* BEGIN *

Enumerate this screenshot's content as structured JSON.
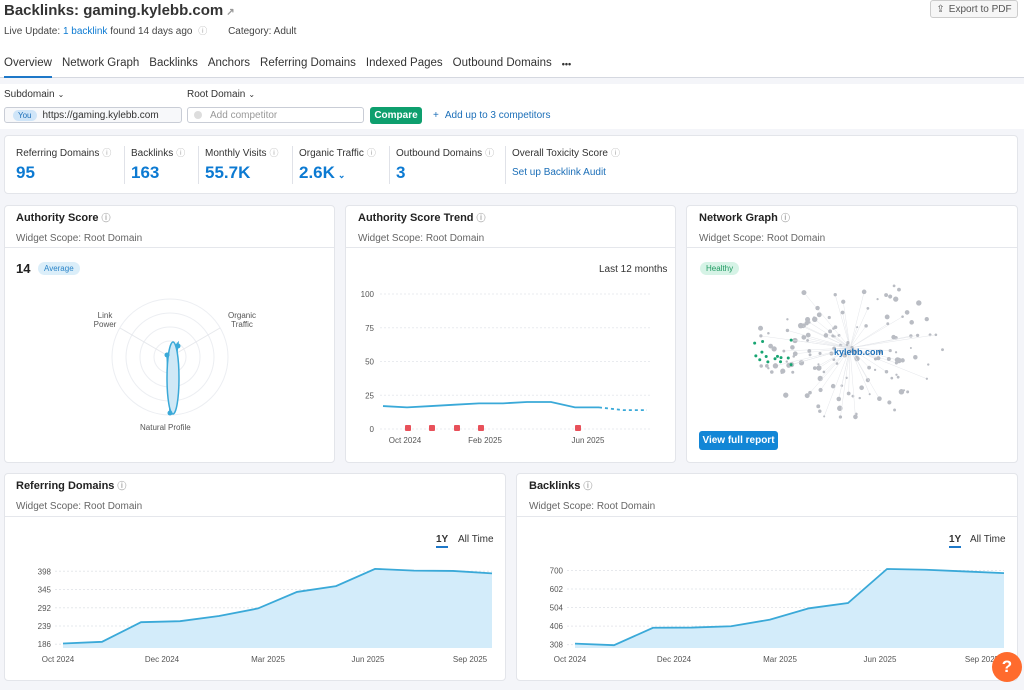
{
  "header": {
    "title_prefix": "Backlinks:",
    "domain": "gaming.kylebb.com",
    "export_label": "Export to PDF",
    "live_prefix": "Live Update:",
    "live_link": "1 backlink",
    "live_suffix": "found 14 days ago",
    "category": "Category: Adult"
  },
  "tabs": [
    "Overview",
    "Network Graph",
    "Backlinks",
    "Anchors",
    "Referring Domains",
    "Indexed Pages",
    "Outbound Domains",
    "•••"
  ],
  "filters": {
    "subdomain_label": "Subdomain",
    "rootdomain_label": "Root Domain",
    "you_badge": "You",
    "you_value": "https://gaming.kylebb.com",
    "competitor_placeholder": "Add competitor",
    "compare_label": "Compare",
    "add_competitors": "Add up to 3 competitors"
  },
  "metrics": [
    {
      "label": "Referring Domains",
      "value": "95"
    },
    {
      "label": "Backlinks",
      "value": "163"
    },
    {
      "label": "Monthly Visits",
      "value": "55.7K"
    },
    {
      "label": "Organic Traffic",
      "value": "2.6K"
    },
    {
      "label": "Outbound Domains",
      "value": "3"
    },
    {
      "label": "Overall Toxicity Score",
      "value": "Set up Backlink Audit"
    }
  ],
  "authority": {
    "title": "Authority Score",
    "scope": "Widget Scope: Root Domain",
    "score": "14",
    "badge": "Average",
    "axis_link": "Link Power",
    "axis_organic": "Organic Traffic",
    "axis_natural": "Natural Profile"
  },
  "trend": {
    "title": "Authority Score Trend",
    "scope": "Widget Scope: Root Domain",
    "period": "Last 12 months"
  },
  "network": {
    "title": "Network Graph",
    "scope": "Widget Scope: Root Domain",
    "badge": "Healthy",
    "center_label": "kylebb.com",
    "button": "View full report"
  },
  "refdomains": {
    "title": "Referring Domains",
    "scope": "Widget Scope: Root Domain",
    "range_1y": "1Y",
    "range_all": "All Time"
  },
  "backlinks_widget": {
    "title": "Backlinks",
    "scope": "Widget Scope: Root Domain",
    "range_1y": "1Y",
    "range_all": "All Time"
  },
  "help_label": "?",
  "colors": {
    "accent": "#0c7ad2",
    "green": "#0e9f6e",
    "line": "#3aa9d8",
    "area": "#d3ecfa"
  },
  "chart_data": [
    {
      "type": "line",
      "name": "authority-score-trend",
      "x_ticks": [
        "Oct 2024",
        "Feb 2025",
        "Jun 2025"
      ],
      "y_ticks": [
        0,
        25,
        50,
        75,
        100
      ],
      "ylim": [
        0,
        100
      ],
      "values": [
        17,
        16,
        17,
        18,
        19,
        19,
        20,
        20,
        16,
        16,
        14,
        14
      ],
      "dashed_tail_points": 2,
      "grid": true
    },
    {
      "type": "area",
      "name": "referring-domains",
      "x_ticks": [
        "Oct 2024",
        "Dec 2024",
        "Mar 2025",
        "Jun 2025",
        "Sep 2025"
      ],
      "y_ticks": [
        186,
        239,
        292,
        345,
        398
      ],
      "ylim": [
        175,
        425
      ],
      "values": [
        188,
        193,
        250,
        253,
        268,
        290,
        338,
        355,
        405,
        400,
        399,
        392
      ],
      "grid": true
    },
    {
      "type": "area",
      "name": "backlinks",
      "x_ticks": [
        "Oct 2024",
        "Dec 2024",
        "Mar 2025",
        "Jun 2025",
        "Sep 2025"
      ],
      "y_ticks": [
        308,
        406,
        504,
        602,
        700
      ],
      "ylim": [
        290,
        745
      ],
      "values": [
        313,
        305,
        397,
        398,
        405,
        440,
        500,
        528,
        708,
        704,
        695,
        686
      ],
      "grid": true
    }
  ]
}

* END *
* BEGIN *

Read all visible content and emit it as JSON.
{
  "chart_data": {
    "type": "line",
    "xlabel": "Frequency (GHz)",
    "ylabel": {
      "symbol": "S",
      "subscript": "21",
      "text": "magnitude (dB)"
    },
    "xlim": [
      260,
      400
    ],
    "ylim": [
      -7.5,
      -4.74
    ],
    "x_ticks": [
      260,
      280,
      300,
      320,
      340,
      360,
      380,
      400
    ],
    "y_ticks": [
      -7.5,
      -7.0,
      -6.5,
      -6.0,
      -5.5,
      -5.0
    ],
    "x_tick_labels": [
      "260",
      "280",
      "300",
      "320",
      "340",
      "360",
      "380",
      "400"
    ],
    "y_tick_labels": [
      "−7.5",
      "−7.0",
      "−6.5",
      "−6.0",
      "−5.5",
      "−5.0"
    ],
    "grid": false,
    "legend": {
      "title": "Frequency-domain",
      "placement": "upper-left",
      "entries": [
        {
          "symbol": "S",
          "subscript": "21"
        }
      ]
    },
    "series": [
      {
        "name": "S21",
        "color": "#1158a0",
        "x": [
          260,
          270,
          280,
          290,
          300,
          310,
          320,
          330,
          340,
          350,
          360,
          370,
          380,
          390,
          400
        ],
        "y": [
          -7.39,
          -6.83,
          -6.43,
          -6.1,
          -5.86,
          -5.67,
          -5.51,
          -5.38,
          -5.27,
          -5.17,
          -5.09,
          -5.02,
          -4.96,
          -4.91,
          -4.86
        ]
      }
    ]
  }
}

* END *
* BEGIN *

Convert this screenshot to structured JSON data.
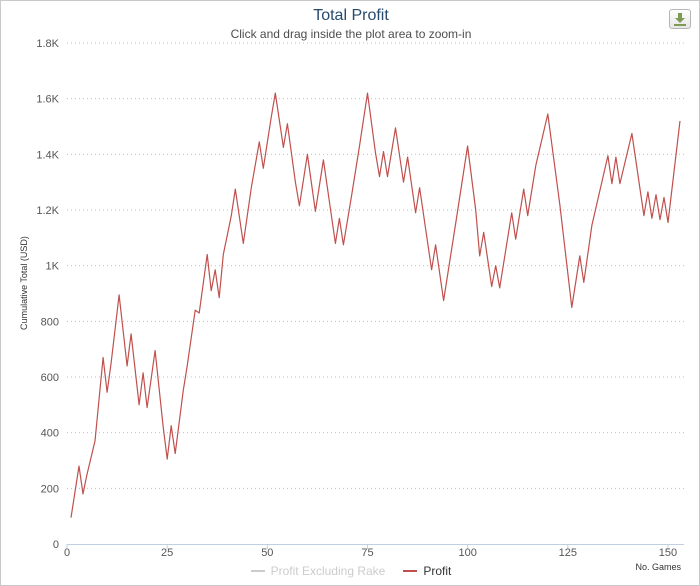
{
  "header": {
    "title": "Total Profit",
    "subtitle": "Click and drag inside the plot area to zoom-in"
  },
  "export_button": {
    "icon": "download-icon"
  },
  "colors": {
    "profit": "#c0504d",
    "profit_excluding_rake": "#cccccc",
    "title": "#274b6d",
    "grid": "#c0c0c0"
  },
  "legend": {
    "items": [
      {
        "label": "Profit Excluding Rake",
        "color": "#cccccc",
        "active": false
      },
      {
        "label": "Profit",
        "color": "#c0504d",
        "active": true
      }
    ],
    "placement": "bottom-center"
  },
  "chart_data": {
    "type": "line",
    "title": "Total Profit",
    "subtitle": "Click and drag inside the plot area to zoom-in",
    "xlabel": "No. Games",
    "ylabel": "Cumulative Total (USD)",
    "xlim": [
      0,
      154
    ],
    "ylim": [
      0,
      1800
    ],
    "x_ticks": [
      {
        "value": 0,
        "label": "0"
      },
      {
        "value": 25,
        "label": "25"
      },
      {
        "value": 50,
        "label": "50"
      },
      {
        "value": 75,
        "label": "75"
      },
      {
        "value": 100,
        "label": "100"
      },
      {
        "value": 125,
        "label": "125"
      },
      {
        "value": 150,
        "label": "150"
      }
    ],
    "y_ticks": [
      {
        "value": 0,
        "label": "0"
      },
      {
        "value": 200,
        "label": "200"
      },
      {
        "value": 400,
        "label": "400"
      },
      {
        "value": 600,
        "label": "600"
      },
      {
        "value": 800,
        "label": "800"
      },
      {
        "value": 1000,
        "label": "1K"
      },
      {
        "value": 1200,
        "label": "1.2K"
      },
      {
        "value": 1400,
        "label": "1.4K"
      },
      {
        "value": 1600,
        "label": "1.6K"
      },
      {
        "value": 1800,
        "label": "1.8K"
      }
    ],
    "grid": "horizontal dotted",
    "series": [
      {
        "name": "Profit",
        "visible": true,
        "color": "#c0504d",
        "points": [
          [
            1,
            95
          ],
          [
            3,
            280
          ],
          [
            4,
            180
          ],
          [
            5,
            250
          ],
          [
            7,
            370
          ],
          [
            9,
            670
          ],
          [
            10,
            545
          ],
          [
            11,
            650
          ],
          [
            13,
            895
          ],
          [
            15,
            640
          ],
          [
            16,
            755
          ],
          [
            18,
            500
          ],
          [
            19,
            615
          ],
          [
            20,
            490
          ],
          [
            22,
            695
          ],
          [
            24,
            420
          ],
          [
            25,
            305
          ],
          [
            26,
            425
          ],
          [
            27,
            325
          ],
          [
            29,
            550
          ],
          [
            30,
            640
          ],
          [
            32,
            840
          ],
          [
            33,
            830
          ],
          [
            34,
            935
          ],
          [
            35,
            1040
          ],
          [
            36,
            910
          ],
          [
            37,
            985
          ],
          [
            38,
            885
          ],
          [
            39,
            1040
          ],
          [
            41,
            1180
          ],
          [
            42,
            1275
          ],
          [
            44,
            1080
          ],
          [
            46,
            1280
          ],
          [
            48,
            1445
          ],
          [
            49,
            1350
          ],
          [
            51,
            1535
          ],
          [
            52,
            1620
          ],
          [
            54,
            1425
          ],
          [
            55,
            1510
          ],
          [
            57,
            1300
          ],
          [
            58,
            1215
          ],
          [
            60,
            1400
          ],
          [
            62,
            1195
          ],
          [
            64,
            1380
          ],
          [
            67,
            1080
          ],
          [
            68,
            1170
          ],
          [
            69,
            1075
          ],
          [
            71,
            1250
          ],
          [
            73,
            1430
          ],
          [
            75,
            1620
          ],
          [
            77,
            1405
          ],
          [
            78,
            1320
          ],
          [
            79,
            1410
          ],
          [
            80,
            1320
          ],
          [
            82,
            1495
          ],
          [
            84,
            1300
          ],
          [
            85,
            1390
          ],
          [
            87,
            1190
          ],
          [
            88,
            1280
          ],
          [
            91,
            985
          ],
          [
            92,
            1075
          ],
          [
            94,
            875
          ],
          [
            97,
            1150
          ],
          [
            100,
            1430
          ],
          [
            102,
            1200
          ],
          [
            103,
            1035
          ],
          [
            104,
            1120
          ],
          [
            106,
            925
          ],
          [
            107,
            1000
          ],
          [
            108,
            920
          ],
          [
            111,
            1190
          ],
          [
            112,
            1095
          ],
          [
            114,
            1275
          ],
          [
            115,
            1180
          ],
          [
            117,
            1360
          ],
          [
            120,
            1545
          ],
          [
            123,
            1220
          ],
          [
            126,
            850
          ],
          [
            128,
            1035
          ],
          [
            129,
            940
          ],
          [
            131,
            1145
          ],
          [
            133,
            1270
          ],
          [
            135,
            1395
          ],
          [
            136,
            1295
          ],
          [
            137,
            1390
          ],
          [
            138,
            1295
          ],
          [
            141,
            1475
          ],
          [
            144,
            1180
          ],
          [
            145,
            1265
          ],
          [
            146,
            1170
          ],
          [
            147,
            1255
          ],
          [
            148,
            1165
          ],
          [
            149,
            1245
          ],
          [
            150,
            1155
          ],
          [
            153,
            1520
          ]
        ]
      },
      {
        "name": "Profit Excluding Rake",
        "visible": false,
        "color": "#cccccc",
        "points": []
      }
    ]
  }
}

* END *

**Instructions for the task**
Identify every line above that includes the word "visible", and show those lines.

**Answer to this problem**
Read all visible content and emit it as JSON.
        "visible": true,
        "visible": false,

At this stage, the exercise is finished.